Task goal
Please return the lines of every row below word for word, leaving the pictures out.

Image region annotations:
┌────────

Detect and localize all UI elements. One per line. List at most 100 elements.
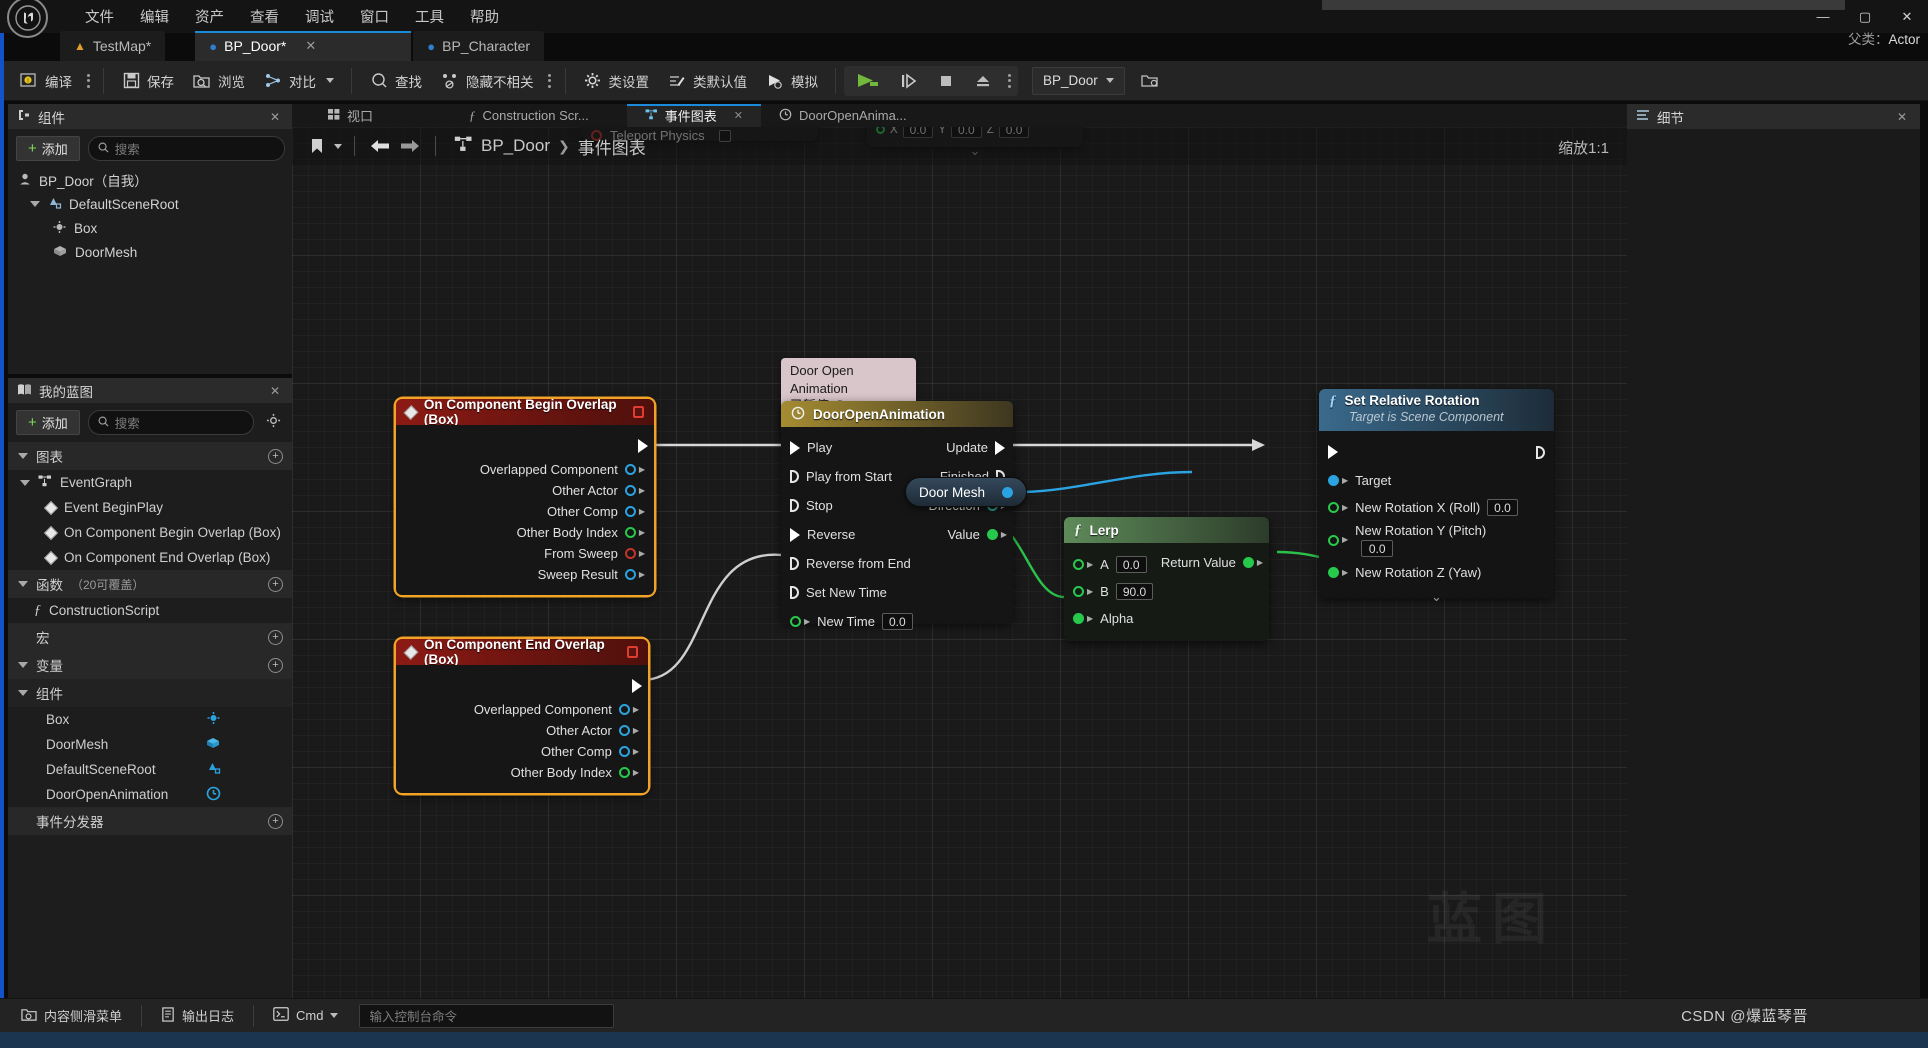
my-blueprint-search-input[interactable]: 搜索 — [87, 410, 254, 435]
pin-new-time[interactable]: ▶ New Time 0.0 — [781, 607, 1013, 636]
step-icon[interactable] — [890, 72, 928, 89]
pin-object-icon[interactable] — [1328, 475, 1339, 486]
pin-other-body-index[interactable]: Other Body Index ▶ — [396, 762, 648, 783]
pin-exec-out[interactable] — [396, 673, 648, 699]
chevron-down-icon[interactable] — [20, 479, 30, 486]
pin-sweep-result[interactable]: Sweep Result ▶ — [396, 564, 654, 585]
add-function-icon[interactable]: + — [268, 576, 283, 592]
components-search-input[interactable]: 搜索 — [87, 136, 285, 161]
pin-bool-icon[interactable] — [624, 548, 636, 559]
my-blueprint-var-doormesh[interactable]: DoorMesh — [8, 732, 293, 757]
console-command-input[interactable]: 输入控制台命令 — [359, 1003, 615, 1028]
pin-float-icon[interactable] — [1073, 586, 1084, 597]
new-time-value[interactable]: 0.0 — [881, 613, 913, 630]
output-log-button[interactable]: 输出日志 — [150, 1003, 245, 1029]
compile-options-icon[interactable] — [81, 73, 95, 88]
event-graph-canvas[interactable]: Teleport Physics X 0.0 Y 0.0 Z 0.0 ⌄ — [292, 127, 1627, 1010]
asset-tab-bp-door[interactable]: ● BP_Door* ✕ — [195, 31, 412, 61]
section-components[interactable]: 组件 — [8, 679, 293, 707]
pin-other-comp[interactable]: Other Comp ▶ — [396, 741, 648, 762]
node-timeline-dooropenanimation[interactable]: DoorOpenAnimation Play Play from Start S… — [781, 401, 1013, 630]
eject-icon[interactable] — [964, 73, 1002, 89]
chevron-down-icon[interactable] — [326, 78, 334, 83]
settings-icon[interactable] — [262, 413, 285, 433]
node-variable-door-mesh[interactable]: Door Mesh — [905, 477, 1027, 507]
pin-float-icon[interactable] — [790, 616, 801, 627]
more-icon[interactable] — [1002, 73, 1016, 88]
simulate-button[interactable]: 模拟 — [756, 66, 827, 96]
event-breakpoint-icon[interactable] — [633, 406, 644, 418]
pin-exec-row[interactable] — [1319, 437, 1554, 467]
bookmark-icon[interactable] — [304, 133, 330, 159]
pin-new-rotation-z[interactable]: ▶ New Rotation Z (Yaw) — [1319, 559, 1554, 586]
pin-other-comp[interactable]: Other Comp ▶ — [396, 501, 654, 522]
content-drawer-button[interactable]: 内容侧滑菜单 — [10, 1003, 133, 1029]
component-row-defaultsceneroot[interactable]: DefaultSceneRoot — [8, 192, 293, 216]
section-event-dispatchers[interactable]: 事件分发器 + — [8, 807, 293, 835]
node-lerp[interactable]: ƒ Lerp ▶ A 0.0 ▶ B 90.0 ▶ Alpha Return V… — [1064, 517, 1269, 641]
exec-pin-icon[interactable] — [995, 440, 1005, 455]
component-row-box[interactable]: Box — [8, 216, 293, 240]
class-settings-button[interactable]: 类设置 — [574, 66, 659, 96]
pin-object-icon[interactable] — [624, 506, 636, 517]
my-blueprint-var-dooropenanimation[interactable]: DoorOpenAnimation — [8, 782, 293, 807]
my-blueprint-panel-header[interactable]: 我的蓝图 ✕ — [8, 378, 293, 403]
add-macro-icon[interactable]: + — [268, 629, 283, 645]
graph-tab-event-graph[interactable]: 事件图表 ✕ — [626, 104, 762, 127]
debug-target-selector[interactable]: BP_Door — [1032, 66, 1125, 95]
rotation-x-value[interactable]: 0.0 — [1487, 499, 1518, 516]
graph-tab-dooropenanimation[interactable]: DoorOpenAnima... — [761, 104, 925, 127]
browse-button[interactable]: 浏览 — [183, 66, 254, 96]
chevron-down-icon[interactable] — [30, 201, 40, 207]
pin-int-icon[interactable] — [624, 527, 636, 538]
component-row-doormesh[interactable]: DoorMesh — [8, 240, 293, 264]
chevron-down-icon[interactable] — [18, 690, 28, 696]
chevron-down-icon[interactable] — [18, 662, 28, 668]
section-macros[interactable]: 宏 + — [8, 623, 293, 651]
pin-int-icon[interactable] — [618, 767, 630, 778]
hide-unrelated-options-icon[interactable] — [543, 73, 557, 88]
exec-pin-icon[interactable] — [790, 586, 799, 599]
event-breakpoint-icon[interactable] — [626, 646, 639, 658]
pin-new-rotation-x[interactable]: ▶ New Rotation X (Roll) 0.0 — [1319, 494, 1554, 521]
asset-tab-bp-character[interactable]: ● BP_Character — [413, 31, 545, 61]
exec-pin-in-icon[interactable] — [1328, 445, 1338, 459]
my-blueprint-row-constructionscript[interactable]: ƒ ConstructionScript — [8, 598, 293, 623]
pin-float-icon[interactable] — [1073, 559, 1084, 570]
window-drag-strip[interactable] — [1322, 0, 1845, 10]
back-button[interactable] — [367, 133, 393, 159]
exec-pin-out-icon[interactable] — [1536, 445, 1545, 459]
pin-new-rotation-y[interactable]: ▶ New Rotation Y (Pitch) 0.0 — [1319, 521, 1554, 559]
exec-pin-icon[interactable] — [790, 499, 799, 512]
pin-set-new-time[interactable]: Set New Time — [781, 578, 1013, 607]
pin-float-icon[interactable] — [986, 529, 998, 540]
node-on-component-end-overlap[interactable]: On Component End Overlap (Box) Overlappe… — [396, 637, 648, 793]
expand-node-icon[interactable]: ⌄ — [1319, 586, 1554, 605]
pin-overlapped-component[interactable]: Overlapped Component ▶ — [396, 459, 654, 480]
my-blueprint-var-defaultsceneroot[interactable]: DefaultSceneRoot — [8, 757, 293, 782]
my-blueprint-var-box[interactable]: Box — [8, 707, 293, 732]
close-icon[interactable]: ✕ — [266, 384, 284, 398]
add-graph-icon[interactable]: + — [268, 448, 283, 464]
my-blueprint-row-event-beginplay[interactable]: Event BeginPlay — [8, 495, 293, 520]
add-component-button[interactable]: + 添加 — [16, 136, 80, 161]
pin-float-icon[interactable] — [1328, 502, 1339, 513]
pin-other-body-index[interactable]: Other Body Index ▶ — [396, 522, 654, 543]
pin-target[interactable]: ▶ Target — [1319, 467, 1554, 494]
chevron-down-icon[interactable] — [330, 1013, 339, 1018]
section-graphs[interactable]: 图表 + — [8, 442, 293, 470]
add-variable-icon[interactable]: + — [268, 657, 283, 673]
chevron-down-icon[interactable] — [334, 143, 342, 149]
pin-lerp-alpha[interactable]: ▶ Alpha — [1064, 605, 1269, 632]
add-event-dispatcher-icon[interactable]: + — [268, 813, 283, 829]
components-panel-header[interactable]: 组件 ✕ — [8, 104, 293, 129]
exec-pin-icon[interactable] — [632, 679, 642, 693]
lerp-b-value[interactable]: 90.0 — [1115, 583, 1154, 600]
my-blueprint-row-on-end-overlap[interactable]: On Component End Overlap (Box) — [8, 545, 293, 570]
pin-struct-icon[interactable] — [624, 569, 636, 580]
add-blueprint-item-button[interactable]: + 添加 — [16, 410, 80, 435]
cmd-selector[interactable]: Cmd — [262, 1003, 349, 1029]
play-icon[interactable] — [846, 72, 890, 89]
pin-reverse-from-end[interactable]: Reverse from End — [781, 549, 1013, 578]
pin-object-icon[interactable] — [618, 704, 630, 715]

└────────

The response
Detect and localize all UI elements. One per line. List at most 100 elements.
my-blueprint-search-input[interactable]: 搜索 — [87, 410, 254, 435]
pin-new-time[interactable]: ▶ New Time 0.0 — [781, 607, 1013, 636]
step-icon[interactable] — [890, 72, 928, 89]
pin-object-icon[interactable] — [1328, 475, 1339, 486]
pin-other-body-index[interactable]: Other Body Index ▶ — [396, 762, 648, 783]
pin-exec-out[interactable] — [396, 673, 648, 699]
chevron-down-icon[interactable] — [20, 479, 30, 486]
pin-sweep-result[interactable]: Sweep Result ▶ — [396, 564, 654, 585]
add-function-icon[interactable]: + — [268, 576, 283, 592]
components-search-input[interactable]: 搜索 — [87, 136, 285, 161]
pin-bool-icon[interactable] — [624, 548, 636, 559]
my-blueprint-var-doormesh[interactable]: DoorMesh — [8, 732, 293, 757]
console-command-input[interactable]: 输入控制台命令 — [359, 1003, 615, 1028]
pin-float-icon[interactable] — [1073, 586, 1084, 597]
new-time-value[interactable]: 0.0 — [881, 613, 913, 630]
output-log-button[interactable]: 输出日志 — [150, 1003, 245, 1029]
compile-options-icon[interactable] — [81, 73, 95, 88]
event-graph-canvas[interactable]: Teleport Physics X 0.0 Y 0.0 Z 0.0 ⌄ — [292, 127, 1627, 1010]
asset-tab-bp-door[interactable]: ● BP_Door* ✕ — [195, 31, 412, 61]
section-components[interactable]: 组件 — [8, 679, 293, 707]
pin-other-comp[interactable]: Other Comp ▶ — [396, 741, 648, 762]
node-timeline-dooropenanimation[interactable]: DoorOpenAnimation Play Play from Start S… — [781, 401, 1013, 630]
eject-icon[interactable] — [964, 73, 1002, 89]
chevron-down-icon[interactable] — [326, 78, 334, 83]
settings-icon[interactable] — [262, 413, 285, 433]
node-variable-door-mesh[interactable]: Door Mesh — [905, 477, 1027, 507]
pin-float-icon[interactable] — [790, 616, 801, 627]
more-icon[interactable] — [1002, 73, 1016, 88]
simulate-button[interactable]: 模拟 — [756, 66, 827, 96]
event-breakpoint-icon[interactable] — [633, 406, 644, 418]
pin-exec-row[interactable] — [1319, 437, 1554, 467]
bookmark-icon[interactable] — [304, 133, 330, 159]
pin-new-rotation-z[interactable]: ▶ New Rotation Z (Yaw) — [1319, 559, 1554, 586]
pin-other-comp[interactable]: Other Comp ▶ — [396, 501, 654, 522]
content-drawer-button[interactable]: 内容侧滑菜单 — [10, 1003, 133, 1029]
component-row-defaultsceneroot[interactable]: DefaultSceneRoot — [8, 192, 293, 216]
section-event-dispatchers[interactable]: 事件分发器 + — [8, 807, 293, 835]
node-lerp[interactable]: ƒ Lerp ▶ A 0.0 ▶ B 90.0 ▶ Alpha Return V… — [1064, 517, 1269, 641]
exec-pin-icon[interactable] — [995, 440, 1005, 455]
component-row-box[interactable]: Box — [8, 216, 293, 240]
class-settings-button[interactable]: 类设置 — [574, 66, 659, 96]
pin-object-icon[interactable] — [624, 506, 636, 517]
my-blueprint-var-dooropenanimation[interactable]: DoorOpenAnimation — [8, 782, 293, 807]
my-blueprint-panel-header[interactable]: 我的蓝图 ✕ — [8, 378, 293, 403]
add-macro-icon[interactable]: + — [268, 629, 283, 645]
graph-tab-event-graph[interactable]: 事件图表 ✕ — [626, 104, 762, 127]
debug-target-selector[interactable]: BP_Door — [1032, 66, 1125, 95]
rotation-x-value[interactable]: 0.0 — [1487, 499, 1518, 516]
graph-tab-dooropenanimation[interactable]: DoorOpenAnima... — [761, 104, 925, 127]
browse-button[interactable]: 浏览 — [183, 66, 254, 96]
chevron-down-icon[interactable] — [30, 201, 40, 207]
pin-int-icon[interactable] — [624, 527, 636, 538]
component-row-doormesh[interactable]: DoorMesh — [8, 240, 293, 264]
chevron-down-icon[interactable] — [18, 690, 28, 696]
chevron-down-icon[interactable] — [18, 662, 28, 668]
section-macros[interactable]: 宏 + — [8, 623, 293, 651]
pin-int-icon[interactable] — [618, 767, 630, 778]
hide-unrelated-options-icon[interactable] — [543, 73, 557, 88]
exec-pin-icon[interactable] — [790, 586, 799, 599]
event-breakpoint-icon[interactable] — [626, 646, 639, 658]
pin-new-rotation-x[interactable]: ▶ New Rotation X (Roll) 0.0 — [1319, 494, 1554, 521]
asset-tab-bp-character[interactable]: ● BP_Character — [413, 31, 545, 61]
exec-pin-in-icon[interactable] — [1328, 445, 1338, 459]
my-blueprint-row-constructionscript[interactable]: ƒ ConstructionScript — [8, 598, 293, 623]
pin-float-icon[interactable] — [1073, 559, 1084, 570]
window-drag-strip[interactable] — [1322, 0, 1845, 10]
back-button[interactable] — [367, 133, 393, 159]
exec-pin-out-icon[interactable] — [1536, 445, 1545, 459]
pin-new-rotation-y[interactable]: ▶ New Rotation Y (Pitch) 0.0 — [1319, 521, 1554, 559]
exec-pin-icon[interactable] — [790, 499, 799, 512]
pin-set-new-time[interactable]: Set New Time — [781, 578, 1013, 607]
pin-float-icon[interactable] — [986, 529, 998, 540]
node-on-component-end-overlap[interactable]: On Component End Overlap (Box) Overlappe… — [396, 637, 648, 793]
expand-node-icon[interactable]: ⌄ — [1319, 586, 1554, 605]
pin-overlapped-component[interactable]: Overlapped Component ▶ — [396, 459, 654, 480]
my-blueprint-var-defaultsceneroot[interactable]: DefaultSceneRoot — [8, 757, 293, 782]
my-blueprint-var-box[interactable]: Box — [8, 707, 293, 732]
close-icon[interactable]: ✕ — [266, 384, 284, 398]
add-graph-icon[interactable]: + — [268, 448, 283, 464]
my-blueprint-row-event-beginplay[interactable]: Event BeginPlay — [8, 495, 293, 520]
add-component-button[interactable]: + 添加 — [16, 136, 80, 161]
pin-float-icon[interactable] — [1328, 502, 1339, 513]
pin-other-body-index[interactable]: Other Body Index ▶ — [396, 522, 654, 543]
pin-target[interactable]: ▶ Target — [1319, 467, 1554, 494]
chevron-down-icon[interactable] — [330, 1013, 339, 1018]
section-graphs[interactable]: 图表 + — [8, 442, 293, 470]
add-variable-icon[interactable]: + — [268, 657, 283, 673]
chevron-down-icon[interactable] — [334, 143, 342, 149]
pin-lerp-alpha[interactable]: ▶ Alpha — [1064, 605, 1269, 632]
add-event-dispatcher-icon[interactable]: + — [268, 813, 283, 829]
components-panel-header[interactable]: 组件 ✕ — [8, 104, 293, 129]
exec-pin-icon[interactable] — [632, 679, 642, 693]
lerp-b-value[interactable]: 90.0 — [1115, 583, 1154, 600]
my-blueprint-row-on-end-overlap[interactable]: On Component End Overlap (Box) — [8, 545, 293, 570]
pin-struct-icon[interactable] — [624, 569, 636, 580]
add-blueprint-item-button[interactable]: + 添加 — [16, 410, 80, 435]
cmd-selector[interactable]: Cmd — [262, 1003, 349, 1029]
play-icon[interactable] — [846, 72, 890, 89]
pin-reverse-from-end[interactable]: Reverse from End — [781, 549, 1013, 578]
pin-object-icon[interactable] — [618, 704, 630, 715]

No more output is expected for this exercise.